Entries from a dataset
○ ○ ○ ○ ○ ○ ○

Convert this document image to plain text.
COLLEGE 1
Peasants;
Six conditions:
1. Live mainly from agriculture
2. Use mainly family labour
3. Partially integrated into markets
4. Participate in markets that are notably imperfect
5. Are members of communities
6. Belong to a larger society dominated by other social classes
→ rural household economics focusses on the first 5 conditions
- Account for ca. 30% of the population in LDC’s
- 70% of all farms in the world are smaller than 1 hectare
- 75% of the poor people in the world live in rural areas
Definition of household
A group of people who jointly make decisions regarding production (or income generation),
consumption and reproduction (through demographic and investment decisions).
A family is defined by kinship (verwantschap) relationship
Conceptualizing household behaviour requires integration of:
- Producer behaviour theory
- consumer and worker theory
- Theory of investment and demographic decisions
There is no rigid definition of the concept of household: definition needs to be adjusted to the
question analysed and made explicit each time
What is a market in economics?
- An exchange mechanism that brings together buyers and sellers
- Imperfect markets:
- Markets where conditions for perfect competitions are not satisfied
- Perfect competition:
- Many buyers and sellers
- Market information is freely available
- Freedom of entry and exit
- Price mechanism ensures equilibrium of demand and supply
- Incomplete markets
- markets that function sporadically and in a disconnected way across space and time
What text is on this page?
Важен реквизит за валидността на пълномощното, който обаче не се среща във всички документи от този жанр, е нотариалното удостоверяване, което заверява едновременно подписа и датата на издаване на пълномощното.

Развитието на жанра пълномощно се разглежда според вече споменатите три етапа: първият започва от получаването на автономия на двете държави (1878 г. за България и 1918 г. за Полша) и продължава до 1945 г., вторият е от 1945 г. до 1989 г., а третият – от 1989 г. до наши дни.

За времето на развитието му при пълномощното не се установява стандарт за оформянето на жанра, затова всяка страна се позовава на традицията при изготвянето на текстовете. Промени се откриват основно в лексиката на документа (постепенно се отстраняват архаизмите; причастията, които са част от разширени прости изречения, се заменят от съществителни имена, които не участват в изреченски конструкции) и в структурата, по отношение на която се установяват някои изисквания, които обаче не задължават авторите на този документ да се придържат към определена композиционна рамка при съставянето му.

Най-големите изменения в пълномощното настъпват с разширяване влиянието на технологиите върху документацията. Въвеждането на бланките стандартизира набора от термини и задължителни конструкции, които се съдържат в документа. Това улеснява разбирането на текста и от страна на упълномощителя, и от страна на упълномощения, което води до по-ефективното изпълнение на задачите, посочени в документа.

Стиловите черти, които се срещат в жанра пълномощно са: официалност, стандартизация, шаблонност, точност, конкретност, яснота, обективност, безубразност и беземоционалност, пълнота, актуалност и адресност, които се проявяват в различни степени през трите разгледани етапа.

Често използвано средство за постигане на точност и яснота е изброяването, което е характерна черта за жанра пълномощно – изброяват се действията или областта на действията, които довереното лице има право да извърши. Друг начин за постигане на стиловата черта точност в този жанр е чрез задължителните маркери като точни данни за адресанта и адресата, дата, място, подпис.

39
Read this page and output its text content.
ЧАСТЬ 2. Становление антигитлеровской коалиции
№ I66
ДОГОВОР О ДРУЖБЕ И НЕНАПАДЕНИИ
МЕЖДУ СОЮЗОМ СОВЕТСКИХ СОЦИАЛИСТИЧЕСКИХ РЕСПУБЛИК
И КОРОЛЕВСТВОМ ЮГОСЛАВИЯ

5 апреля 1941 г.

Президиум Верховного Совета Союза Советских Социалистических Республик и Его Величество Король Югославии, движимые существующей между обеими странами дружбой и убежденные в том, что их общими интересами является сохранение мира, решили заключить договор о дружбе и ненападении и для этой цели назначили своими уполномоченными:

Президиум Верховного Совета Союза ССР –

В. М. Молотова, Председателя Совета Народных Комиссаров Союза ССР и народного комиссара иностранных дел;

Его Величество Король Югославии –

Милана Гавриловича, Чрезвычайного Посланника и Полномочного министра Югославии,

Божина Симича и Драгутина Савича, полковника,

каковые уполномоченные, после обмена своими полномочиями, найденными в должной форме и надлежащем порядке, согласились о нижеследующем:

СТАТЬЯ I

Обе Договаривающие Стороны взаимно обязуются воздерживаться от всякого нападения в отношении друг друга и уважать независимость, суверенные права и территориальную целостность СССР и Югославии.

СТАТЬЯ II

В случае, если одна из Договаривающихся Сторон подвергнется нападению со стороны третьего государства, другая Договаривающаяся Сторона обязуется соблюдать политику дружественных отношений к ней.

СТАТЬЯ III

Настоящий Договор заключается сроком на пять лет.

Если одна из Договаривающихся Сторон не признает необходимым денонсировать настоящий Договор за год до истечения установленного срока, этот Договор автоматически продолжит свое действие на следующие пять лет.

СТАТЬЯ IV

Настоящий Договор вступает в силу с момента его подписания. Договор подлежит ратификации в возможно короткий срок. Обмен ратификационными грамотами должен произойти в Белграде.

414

○ ○ ○ ○ ○ ○ ○

- _Exercise objective_
Output the full listing without altering anything.

- _Worked answer_
Convert this document image to plain text.
COLLEGE 1
Peasants;
Six conditions:
1. Live mainly from agriculture
2. Use mainly family labour
3. Partially integrated into markets
4. Participate in markets that are notably imperfect
5. Are members of communities
6. Belong to a larger society dominated by other social classes
→ rural household economics focusses on the first 5 conditions
- Account for ca. 30% of the population in LDC’s
- 70% of all farms in the world are smaller than 1 hectare
- 75% of the poor people in the world live in rural areas
Definition of household
A group of people who jointly make decisions regarding production (or income generation),
consumption and reproduction (through demographic and investment decisions).
A family is defined by kinship (verwantschap) relationship
Conceptualizing household behaviour requires integration of:
- Producer behaviour theory
- consumer and worker theory
- Theory of investment and demographic decisions
There is no rigid definition of the concept of household: definition needs to be adjusted to the
question analysed and made explicit each time
What is a market in economics?
- An exchange mechanism that brings together buyers and sellers
- Imperfect markets:
- Markets where conditions for perfect competitions are not satisfied
- Perfect competition:
- Many buyers and sellers
- Market information is freely available
- Freedom of entry and exit
- Price mechanism ensures equilibrium of demand and supply
- Incomplete markets
- markets that function sporadically and in a disconnected way across space and time
What text is on this page?
Важен реквизит за валидността на пълномощното, който обаче не се среща във всички документи от този жанр, е нотариалното удостоверяване, което заверява едновременно подписа и датата на издаване на пълномощното.

Развитието на жанра пълномощно се разглежда според вече споменатите три етапа: първият започва от получаването на автономия на двете държави (1878 г. за България и 1918 г. за Полша) и продължава до 1945 г., вторият е от 1945 г. до 1989 г., а третият – от 1989 г. до наши дни.

За времето на развитието му при пълномощното не се установява стандарт за оформянето на жанра, затова всяка страна се позовава на традицията при изготвянето на текстовете. Промени се откриват основно в лексиката на документа (постепенно се отстраняват архаизмите; причастията, които са част от разширени прости изречения, се заменят от съществителни имена, които не участват в изреченски конструкции) и в структурата, по отношение на която се установяват някои изисквания, които обаче не задължават авторите на този документ да се придържат към определена композиционна рамка при съставянето му.

Най-големите изменения в пълномощното настъпват с разширяване влиянието на технологиите върху документацията. Въвеждането на бланките стандартизира набора от термини и задължителни конструкции, които се съдържат в документа. Това улеснява разбирането на текста и от страна на упълномощителя, и от страна на упълномощения, което води до по-ефективното изпълнение на задачите, посочени в документа.

Стиловите черти, които се срещат в жанра пълномощно са: официалност, стандартизация, шаблонност, точност, конкретност, яснота, обективност, безубразност и беземоционалност, пълнота, актуалност и адресност, които се проявяват в различни степени през трите разгледани етапа.

Често използвано средство за постигане на точност и яснота е изброяването, което е характерна черта за жанра пълномощно – изброяват се действията или областта на действията, които довереното лице има право да извърши. Друг начин за постигане на стиловата черта точност в този жанр е чрез задължителните маркери като точни данни за адресанта и адресата, дата, място, подпис.

39
Read this page and output its text content.
ЧАСТЬ 2. Становление антигитлеровской коалиции
№ I66
ДОГОВОР О ДРУЖБЕ И НЕНАПАДЕНИИ
МЕЖДУ СОЮЗОМ СОВЕТСКИХ СОЦИАЛИСТИЧЕСКИХ РЕСПУБЛИК
И КОРОЛЕВСТВОМ ЮГОСЛАВИЯ

5 апреля 1941 г.

Президиум Верховного Совета Союза Советских Социалистических Республик и Его Величество Король Югославии, движимые существующей между обеими странами дружбой и убежденные в том, что их общими интересами является сохранение мира, решили заключить договор о дружбе и ненападении и для этой цели назначили своими уполномоченными:

Президиум Верховного Совета Союза ССР –

В. М. Молотова, Председателя Совета Народных Комиссаров Союза ССР и народного комиссара иностранных дел;

Его Величество Король Югославии –

Милана Гавриловича, Чрезвычайного Посланника и Полномочного министра Югославии,

Божина Симича и Драгутина Савича, полковника,

каковые уполномоченные, после обмена своими полномочиями, найденными в должной форме и надлежащем порядке, согласились о нижеследующем:

СТАТЬЯ I

Обе Договаривающие Стороны взаимно обязуются воздерживаться от всякого нападения в отношении друг друга и уважать независимость, суверенные права и территориальную целостность СССР и Югославии.

СТАТЬЯ II

В случае, если одна из Договаривающихся Сторон подвергнется нападению со стороны третьего государства, другая Договаривающаяся Сторона обязуется соблюдать политику дружественных отношений к ней.

СТАТЬЯ III

Настоящий Договор заключается сроком на пять лет.

Если одна из Договаривающихся Сторон не признает необходимым денонсировать настоящий Договор за год до истечения установленного срока, этот Договор автоматически продолжит свое действие на следующие пять лет.

СТАТЬЯ IV

Настоящий Договор вступает в силу с момента его подписания. Договор подлежит ратификации в возможно короткий срок. Обмен ратификационными грамотами должен произойти в Белграде.

414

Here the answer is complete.